» What needs to be done
Return the records in full, exactly as given.

## Begin Supplied data

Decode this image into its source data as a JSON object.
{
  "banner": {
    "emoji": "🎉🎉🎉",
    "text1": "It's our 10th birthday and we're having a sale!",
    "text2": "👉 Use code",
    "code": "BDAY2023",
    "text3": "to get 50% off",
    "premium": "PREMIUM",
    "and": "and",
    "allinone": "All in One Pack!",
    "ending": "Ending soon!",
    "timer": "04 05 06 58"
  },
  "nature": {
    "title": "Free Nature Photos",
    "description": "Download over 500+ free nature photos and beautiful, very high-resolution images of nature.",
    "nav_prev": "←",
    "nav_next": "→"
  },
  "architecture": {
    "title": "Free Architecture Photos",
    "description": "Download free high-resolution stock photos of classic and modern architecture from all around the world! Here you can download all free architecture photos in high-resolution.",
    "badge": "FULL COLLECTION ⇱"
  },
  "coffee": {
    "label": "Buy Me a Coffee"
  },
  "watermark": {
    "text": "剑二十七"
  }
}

## End Supplied data

» Exercise result
Decode this image into its source data as a JSON object.
{
  "banner": {
    "emoji": "🎉🎉🎉",
    "text1": "It's our 10th birthday and we're having a sale!",
    "text2": "👉 Use code",
    "code": "BDAY2023",
    "text3": "to get 50% off",
    "premium": "PREMIUM",
    "and": "and",
    "allinone": "All in One Pack!",
    "ending": "Ending soon!",
    "timer": "04 05 06 58"
  },
  "nature": {
    "title": "Free Nature Photos",
    "description": "Download over 500+ free nature photos and beautiful, very high-resolution images of nature.",
    "nav_prev": "←",
    "nav_next": "→"
  },
  "architecture": {
    "title": "Free Architecture Photos",
    "description": "Download free high-resolution stock photos of classic and modern architecture from all around the world! Here you can download all free architecture photos in high-resolution.",
    "badge": "FULL COLLECTION ⇱"
  },
  "coffee": {
    "label": "Buy Me a Coffee"
  },
  "watermark": {
    "text": "剑二十七"
  }
}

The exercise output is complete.